-- Items start --
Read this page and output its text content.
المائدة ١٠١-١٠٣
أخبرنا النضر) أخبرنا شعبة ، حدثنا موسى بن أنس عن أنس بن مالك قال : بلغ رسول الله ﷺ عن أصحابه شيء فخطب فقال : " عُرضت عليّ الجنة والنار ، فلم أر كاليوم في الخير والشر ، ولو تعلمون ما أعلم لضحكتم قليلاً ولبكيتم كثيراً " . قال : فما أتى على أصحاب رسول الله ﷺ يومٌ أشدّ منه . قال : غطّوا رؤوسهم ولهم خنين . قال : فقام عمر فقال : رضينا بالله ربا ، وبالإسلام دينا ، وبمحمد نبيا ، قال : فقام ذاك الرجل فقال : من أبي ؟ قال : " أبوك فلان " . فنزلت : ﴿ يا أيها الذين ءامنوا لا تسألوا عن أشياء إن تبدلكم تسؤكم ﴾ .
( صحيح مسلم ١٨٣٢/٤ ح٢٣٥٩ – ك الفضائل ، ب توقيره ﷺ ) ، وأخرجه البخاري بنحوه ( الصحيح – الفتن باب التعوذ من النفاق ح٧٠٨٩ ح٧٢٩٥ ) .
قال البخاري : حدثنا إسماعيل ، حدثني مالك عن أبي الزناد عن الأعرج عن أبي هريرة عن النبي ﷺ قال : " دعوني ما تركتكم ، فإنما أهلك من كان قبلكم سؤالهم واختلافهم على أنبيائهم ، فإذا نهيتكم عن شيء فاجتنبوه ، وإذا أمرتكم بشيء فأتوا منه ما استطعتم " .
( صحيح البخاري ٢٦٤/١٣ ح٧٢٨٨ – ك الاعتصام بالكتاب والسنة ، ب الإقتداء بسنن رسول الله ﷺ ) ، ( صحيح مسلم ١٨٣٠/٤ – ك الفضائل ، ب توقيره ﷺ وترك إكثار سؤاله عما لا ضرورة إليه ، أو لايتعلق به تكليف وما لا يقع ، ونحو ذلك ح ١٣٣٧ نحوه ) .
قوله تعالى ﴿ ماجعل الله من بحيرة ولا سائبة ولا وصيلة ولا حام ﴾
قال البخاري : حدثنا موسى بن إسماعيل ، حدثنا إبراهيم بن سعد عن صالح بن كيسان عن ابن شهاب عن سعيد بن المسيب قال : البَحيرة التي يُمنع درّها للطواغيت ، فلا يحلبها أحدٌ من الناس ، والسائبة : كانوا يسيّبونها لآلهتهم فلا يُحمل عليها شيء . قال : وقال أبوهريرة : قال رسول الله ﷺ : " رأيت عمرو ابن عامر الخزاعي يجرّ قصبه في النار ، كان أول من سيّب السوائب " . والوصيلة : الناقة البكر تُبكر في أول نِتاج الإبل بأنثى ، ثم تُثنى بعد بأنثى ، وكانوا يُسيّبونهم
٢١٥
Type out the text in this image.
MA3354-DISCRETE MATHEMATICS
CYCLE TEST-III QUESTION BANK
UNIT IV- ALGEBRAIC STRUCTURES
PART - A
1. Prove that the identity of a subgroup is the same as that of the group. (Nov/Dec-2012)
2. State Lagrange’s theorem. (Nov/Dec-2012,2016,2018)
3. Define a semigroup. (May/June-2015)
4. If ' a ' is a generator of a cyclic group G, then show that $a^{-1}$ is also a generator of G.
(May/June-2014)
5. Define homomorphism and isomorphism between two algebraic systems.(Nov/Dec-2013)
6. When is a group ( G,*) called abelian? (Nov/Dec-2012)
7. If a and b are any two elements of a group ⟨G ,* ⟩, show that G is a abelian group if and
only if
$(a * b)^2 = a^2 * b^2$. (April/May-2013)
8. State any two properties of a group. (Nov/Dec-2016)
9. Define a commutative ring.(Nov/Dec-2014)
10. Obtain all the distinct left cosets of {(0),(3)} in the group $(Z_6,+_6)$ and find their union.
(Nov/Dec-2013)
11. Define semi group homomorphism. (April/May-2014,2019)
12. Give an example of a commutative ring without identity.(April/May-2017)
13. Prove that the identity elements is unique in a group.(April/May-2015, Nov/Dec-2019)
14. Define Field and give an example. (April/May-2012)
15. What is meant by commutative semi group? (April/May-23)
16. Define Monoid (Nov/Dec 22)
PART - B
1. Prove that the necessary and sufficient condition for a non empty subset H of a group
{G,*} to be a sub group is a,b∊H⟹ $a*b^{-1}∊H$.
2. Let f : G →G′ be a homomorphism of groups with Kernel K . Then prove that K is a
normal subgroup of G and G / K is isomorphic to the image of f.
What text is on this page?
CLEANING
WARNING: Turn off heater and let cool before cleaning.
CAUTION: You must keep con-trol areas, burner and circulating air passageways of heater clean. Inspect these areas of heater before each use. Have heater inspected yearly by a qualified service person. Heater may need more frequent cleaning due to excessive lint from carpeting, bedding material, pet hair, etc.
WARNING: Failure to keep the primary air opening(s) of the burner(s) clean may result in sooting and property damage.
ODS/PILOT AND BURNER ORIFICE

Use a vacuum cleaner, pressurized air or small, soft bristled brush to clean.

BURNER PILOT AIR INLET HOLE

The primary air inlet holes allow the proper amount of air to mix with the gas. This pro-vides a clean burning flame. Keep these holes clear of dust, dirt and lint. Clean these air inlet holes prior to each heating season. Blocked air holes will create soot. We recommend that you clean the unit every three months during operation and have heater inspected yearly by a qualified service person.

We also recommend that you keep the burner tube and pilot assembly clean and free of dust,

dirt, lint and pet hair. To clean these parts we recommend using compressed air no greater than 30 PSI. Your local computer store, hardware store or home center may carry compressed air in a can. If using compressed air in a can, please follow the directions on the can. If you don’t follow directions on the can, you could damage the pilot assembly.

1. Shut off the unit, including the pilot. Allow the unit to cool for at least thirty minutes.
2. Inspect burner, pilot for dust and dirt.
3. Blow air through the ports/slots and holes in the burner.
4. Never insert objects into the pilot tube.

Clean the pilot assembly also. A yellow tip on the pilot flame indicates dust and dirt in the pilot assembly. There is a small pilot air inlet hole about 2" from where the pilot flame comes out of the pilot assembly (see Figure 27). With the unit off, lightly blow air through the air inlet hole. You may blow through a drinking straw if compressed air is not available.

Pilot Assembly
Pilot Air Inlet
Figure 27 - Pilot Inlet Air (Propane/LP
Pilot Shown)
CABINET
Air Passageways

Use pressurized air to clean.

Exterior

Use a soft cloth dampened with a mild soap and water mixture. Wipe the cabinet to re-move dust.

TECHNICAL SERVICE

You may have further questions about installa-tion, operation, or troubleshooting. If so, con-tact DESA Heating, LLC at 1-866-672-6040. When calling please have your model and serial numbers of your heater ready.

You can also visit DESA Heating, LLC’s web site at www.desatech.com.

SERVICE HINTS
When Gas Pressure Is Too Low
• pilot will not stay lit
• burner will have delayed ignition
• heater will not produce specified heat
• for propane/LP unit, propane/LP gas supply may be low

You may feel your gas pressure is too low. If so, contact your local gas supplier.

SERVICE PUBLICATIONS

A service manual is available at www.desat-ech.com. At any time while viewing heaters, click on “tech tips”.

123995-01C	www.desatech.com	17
-- Items end --
(Set exercise)
Output the records verbatim, from the first line to the last.

(Solved problem)
Read this page and output its text content.
المائدة ١٠١-١٠٣
أخبرنا النضر) أخبرنا شعبة ، حدثنا موسى بن أنس عن أنس بن مالك قال : بلغ رسول الله ﷺ عن أصحابه شيء فخطب فقال : " عُرضت عليّ الجنة والنار ، فلم أر كاليوم في الخير والشر ، ولو تعلمون ما أعلم لضحكتم قليلاً ولبكيتم كثيراً " . قال : فما أتى على أصحاب رسول الله ﷺ يومٌ أشدّ منه . قال : غطّوا رؤوسهم ولهم خنين . قال : فقام عمر فقال : رضينا بالله ربا ، وبالإسلام دينا ، وبمحمد نبيا ، قال : فقام ذاك الرجل فقال : من أبي ؟ قال : " أبوك فلان " . فنزلت : ﴿ يا أيها الذين ءامنوا لا تسألوا عن أشياء إن تبدلكم تسؤكم ﴾ .
( صحيح مسلم ١٨٣٢/٤ ح٢٣٥٩ – ك الفضائل ، ب توقيره ﷺ ) ، وأخرجه البخاري بنحوه ( الصحيح – الفتن باب التعوذ من النفاق ح٧٠٨٩ ح٧٢٩٥ ) .
قال البخاري : حدثنا إسماعيل ، حدثني مالك عن أبي الزناد عن الأعرج عن أبي هريرة عن النبي ﷺ قال : " دعوني ما تركتكم ، فإنما أهلك من كان قبلكم سؤالهم واختلافهم على أنبيائهم ، فإذا نهيتكم عن شيء فاجتنبوه ، وإذا أمرتكم بشيء فأتوا منه ما استطعتم " .
( صحيح البخاري ٢٦٤/١٣ ح٧٢٨٨ – ك الاعتصام بالكتاب والسنة ، ب الإقتداء بسنن رسول الله ﷺ ) ، ( صحيح مسلم ١٨٣٠/٤ – ك الفضائل ، ب توقيره ﷺ وترك إكثار سؤاله عما لا ضرورة إليه ، أو لايتعلق به تكليف وما لا يقع ، ونحو ذلك ح ١٣٣٧ نحوه ) .
قوله تعالى ﴿ ماجعل الله من بحيرة ولا سائبة ولا وصيلة ولا حام ﴾
قال البخاري : حدثنا موسى بن إسماعيل ، حدثنا إبراهيم بن سعد عن صالح بن كيسان عن ابن شهاب عن سعيد بن المسيب قال : البَحيرة التي يُمنع درّها للطواغيت ، فلا يحلبها أحدٌ من الناس ، والسائبة : كانوا يسيّبونها لآلهتهم فلا يُحمل عليها شيء . قال : وقال أبوهريرة : قال رسول الله ﷺ : " رأيت عمرو ابن عامر الخزاعي يجرّ قصبه في النار ، كان أول من سيّب السوائب " . والوصيلة : الناقة البكر تُبكر في أول نِتاج الإبل بأنثى ، ثم تُثنى بعد بأنثى ، وكانوا يُسيّبونهم
٢١٥
Type out the text in this image.
MA3354-DISCRETE MATHEMATICS
CYCLE TEST-III QUESTION BANK
UNIT IV- ALGEBRAIC STRUCTURES
PART - A
1. Prove that the identity of a subgroup is the same as that of the group. (Nov/Dec-2012)
2. State Lagrange’s theorem. (Nov/Dec-2012,2016,2018)
3. Define a semigroup. (May/June-2015)
4. If ' a ' is a generator of a cyclic group G, then show that $a^{-1}$ is also a generator of G.
(May/June-2014)
5. Define homomorphism and isomorphism between two algebraic systems.(Nov/Dec-2013)
6. When is a group ( G,*) called abelian? (Nov/Dec-2012)
7. If a and b are any two elements of a group ⟨G ,* ⟩, show that G is a abelian group if and
only if
$(a * b)^2 = a^2 * b^2$. (April/May-2013)
8. State any two properties of a group. (Nov/Dec-2016)
9. Define a commutative ring.(Nov/Dec-2014)
10. Obtain all the distinct left cosets of {(0),(3)} in the group $(Z_6,+_6)$ and find their union.
(Nov/Dec-2013)
11. Define semi group homomorphism. (April/May-2014,2019)
12. Give an example of a commutative ring without identity.(April/May-2017)
13. Prove that the identity elements is unique in a group.(April/May-2015, Nov/Dec-2019)
14. Define Field and give an example. (April/May-2012)
15. What is meant by commutative semi group? (April/May-23)
16. Define Monoid (Nov/Dec 22)
PART - B
1. Prove that the necessary and sufficient condition for a non empty subset H of a group
{G,*} to be a sub group is a,b∊H⟹ $a*b^{-1}∊H$.
2. Let f : G →G′ be a homomorphism of groups with Kernel K . Then prove that K is a
normal subgroup of G and G / K is isomorphic to the image of f.
What text is on this page?
CLEANING
WARNING: Turn off heater and let cool before cleaning.
CAUTION: You must keep con-trol areas, burner and circulating air passageways of heater clean. Inspect these areas of heater before each use. Have heater inspected yearly by a qualified service person. Heater may need more frequent cleaning due to excessive lint from carpeting, bedding material, pet hair, etc.
WARNING: Failure to keep the primary air opening(s) of the burner(s) clean may result in sooting and property damage.
ODS/PILOT AND BURNER ORIFICE

Use a vacuum cleaner, pressurized air or small, soft bristled brush to clean.

BURNER PILOT AIR INLET HOLE

The primary air inlet holes allow the proper amount of air to mix with the gas. This pro-vides a clean burning flame. Keep these holes clear of dust, dirt and lint. Clean these air inlet holes prior to each heating season. Blocked air holes will create soot. We recommend that you clean the unit every three months during operation and have heater inspected yearly by a qualified service person.

We also recommend that you keep the burner tube and pilot assembly clean and free of dust,

dirt, lint and pet hair. To clean these parts we recommend using compressed air no greater than 30 PSI. Your local computer store, hardware store or home center may carry compressed air in a can. If using compressed air in a can, please follow the directions on the can. If you don’t follow directions on the can, you could damage the pilot assembly.

1. Shut off the unit, including the pilot. Allow the unit to cool for at least thirty minutes.
2. Inspect burner, pilot for dust and dirt.
3. Blow air through the ports/slots and holes in the burner.
4. Never insert objects into the pilot tube.

Clean the pilot assembly also. A yellow tip on the pilot flame indicates dust and dirt in the pilot assembly. There is a small pilot air inlet hole about 2" from where the pilot flame comes out of the pilot assembly (see Figure 27). With the unit off, lightly blow air through the air inlet hole. You may blow through a drinking straw if compressed air is not available.

Pilot Assembly
Pilot Air Inlet
Figure 27 - Pilot Inlet Air (Propane/LP
Pilot Shown)
CABINET
Air Passageways

Use pressurized air to clean.

Exterior

Use a soft cloth dampened with a mild soap and water mixture. Wipe the cabinet to re-move dust.

TECHNICAL SERVICE

You may have further questions about installa-tion, operation, or troubleshooting. If so, con-tact DESA Heating, LLC at 1-866-672-6040. When calling please have your model and serial numbers of your heater ready.

You can also visit DESA Heating, LLC’s web site at www.desatech.com.

SERVICE HINTS
When Gas Pressure Is Too Low
• pilot will not stay lit
• burner will have delayed ignition
• heater will not produce specified heat
• for propane/LP unit, propane/LP gas supply may be low

You may feel your gas pressure is too low. If so, contact your local gas supplier.

SERVICE PUBLICATIONS

A service manual is available at www.desat-ech.com. At any time while viewing heaters, click on “tech tips”.

123995-01C	www.desatech.com	17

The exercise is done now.